### Short exercise
Find every line in the records that holds the string "table". Copy each one.

#### Source material ####

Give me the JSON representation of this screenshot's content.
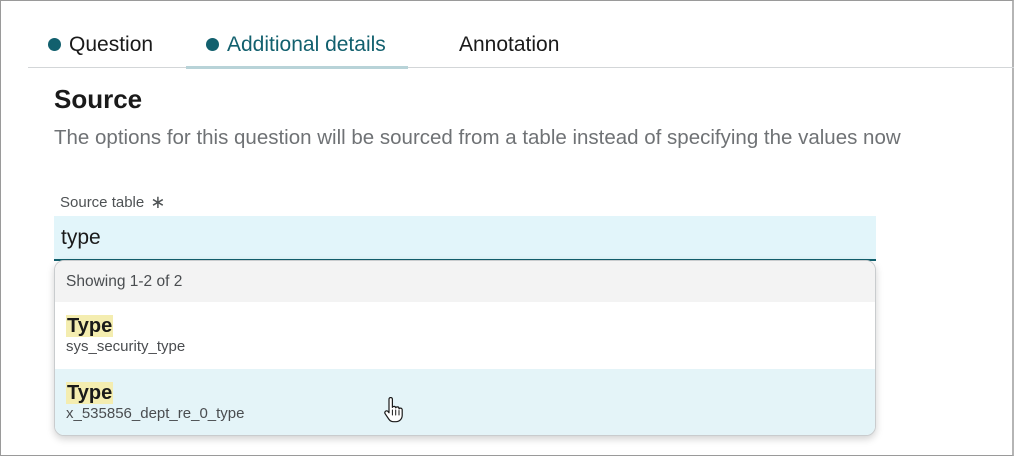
{
  "tabs": [
    {
      "label": "Question",
      "has_dot": true,
      "active": false
    },
    {
      "label": "Additional details",
      "has_dot": true,
      "active": true
    },
    {
      "label": "Annotation",
      "has_dot": false,
      "active": false
    }
  ],
  "source": {
    "title": "Source",
    "description": "The options for this question will be sourced from a table instead of specifying the values now",
    "field_label": "Source table",
    "required_marker": "∗",
    "input_value": "type"
  },
  "dropdown": {
    "count_text": "Showing 1-2 of 2",
    "options": [
      {
        "title": "Type",
        "subtitle": "sys_security_type"
      },
      {
        "title": "Type",
        "subtitle": "x_535856_dept_re_0_type"
      }
    ],
    "hovered_index": 1
  },
  "colors": {
    "accent": "#12606e",
    "input_bg": "#e2f5fa",
    "highlight": "#f4edb0",
    "hover_row": "#e4f4f8"
  },
  "icons": {
    "tab_status": "dot-icon",
    "cursor": "hand-pointer-icon"
  }
}
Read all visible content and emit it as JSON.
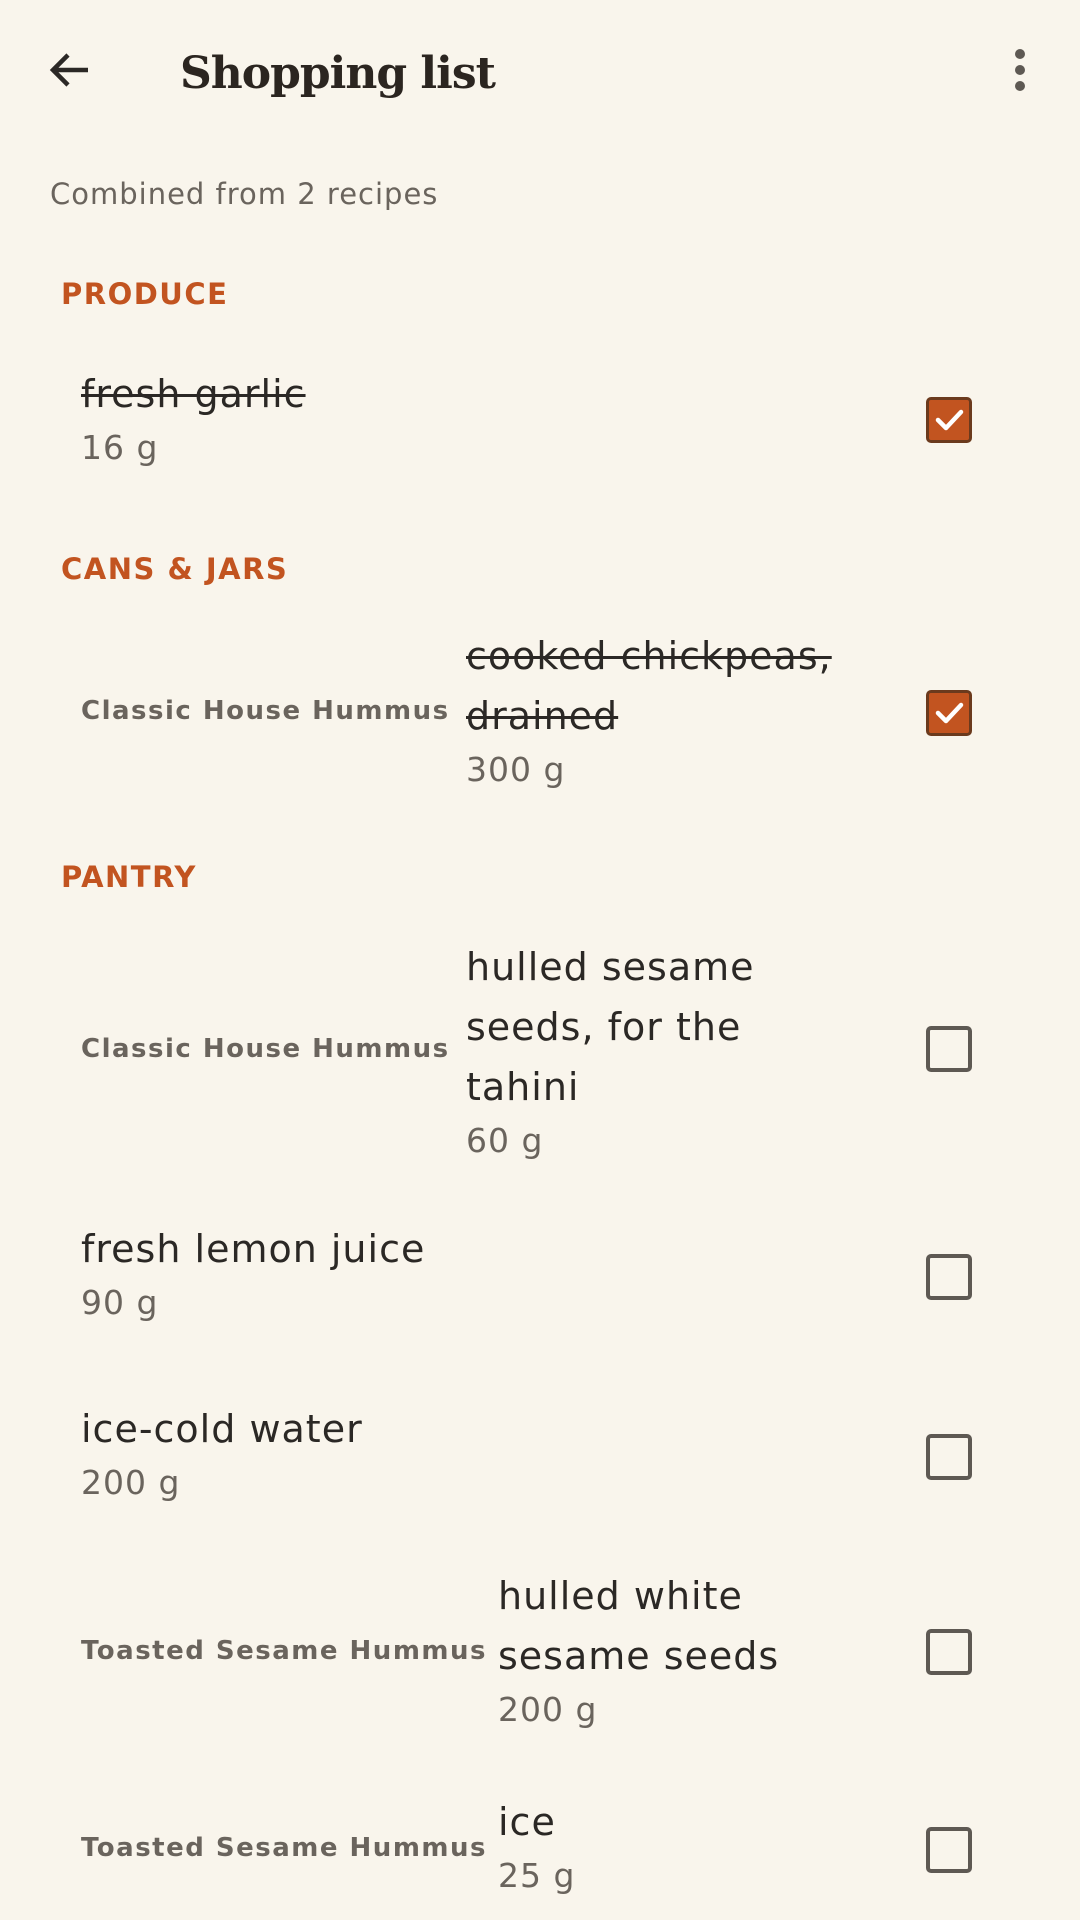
{
  "header": {
    "title": "Shopping list",
    "back_icon": "arrow-left-icon",
    "menu_icon": "more-vert-icon"
  },
  "subtitle": "Combined from 2 recipes",
  "colors": {
    "accent": "#c25420",
    "background": "#f9f5ec",
    "text": "#2b2825",
    "muted": "#6a645d"
  },
  "sections": [
    {
      "title": "PRODUCE",
      "items": [
        {
          "recipe": "",
          "name": "fresh garlic",
          "qty": "16 g",
          "checked": true
        }
      ]
    },
    {
      "title": "CANS & JARS",
      "items": [
        {
          "recipe": "Classic House Hummus",
          "name": "cooked chickpeas, drained",
          "qty": "300 g",
          "checked": true
        }
      ]
    },
    {
      "title": "PANTRY",
      "items": [
        {
          "recipe": "Classic House Hummus",
          "name": "hulled sesame seeds, for the tahini",
          "qty": "60 g",
          "checked": false
        },
        {
          "recipe": "",
          "name": "fresh lemon juice",
          "qty": "90 g",
          "checked": false
        },
        {
          "recipe": "",
          "name": "ice-cold water",
          "qty": "200 g",
          "checked": false
        },
        {
          "recipe": "Toasted Sesame Hummus",
          "name": "hulled white sesame seeds",
          "qty": "200 g",
          "checked": false
        },
        {
          "recipe": "Toasted Sesame Hummus",
          "name": "ice",
          "qty": "25 g",
          "checked": false
        }
      ]
    }
  ]
}
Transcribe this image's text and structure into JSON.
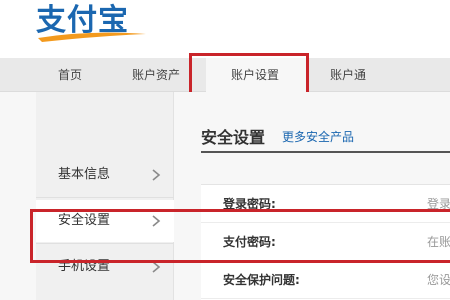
{
  "brand": {
    "logo_text": "支付宝",
    "colors": {
      "blue": "#1b67b0",
      "orange": "#f39a1e",
      "highlight": "#c9242a"
    }
  },
  "nav": {
    "items": [
      {
        "label": "首页"
      },
      {
        "label": "账户资产"
      },
      {
        "label": "账户设置",
        "active": true
      },
      {
        "label": "账户通"
      }
    ]
  },
  "sidebar": {
    "items": [
      {
        "label": "基本信息",
        "icon": "chevron-right-icon"
      },
      {
        "label": "安全设置",
        "icon": "chevron-right-icon",
        "active": true
      },
      {
        "label": "手机设置",
        "icon": "chevron-right-icon"
      }
    ]
  },
  "content": {
    "title": "安全设置",
    "more_link": "更多安全产品",
    "rows": [
      {
        "label": "登录密码:",
        "value": "登录"
      },
      {
        "label": "支付密码:",
        "value": "在账"
      },
      {
        "label": "安全保护问题:",
        "value": "您设"
      }
    ]
  }
}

####

### Result of the task
    "description": "The options for this question will be sourced from a table instead of specifying the values now",
    "field_label": "Source table",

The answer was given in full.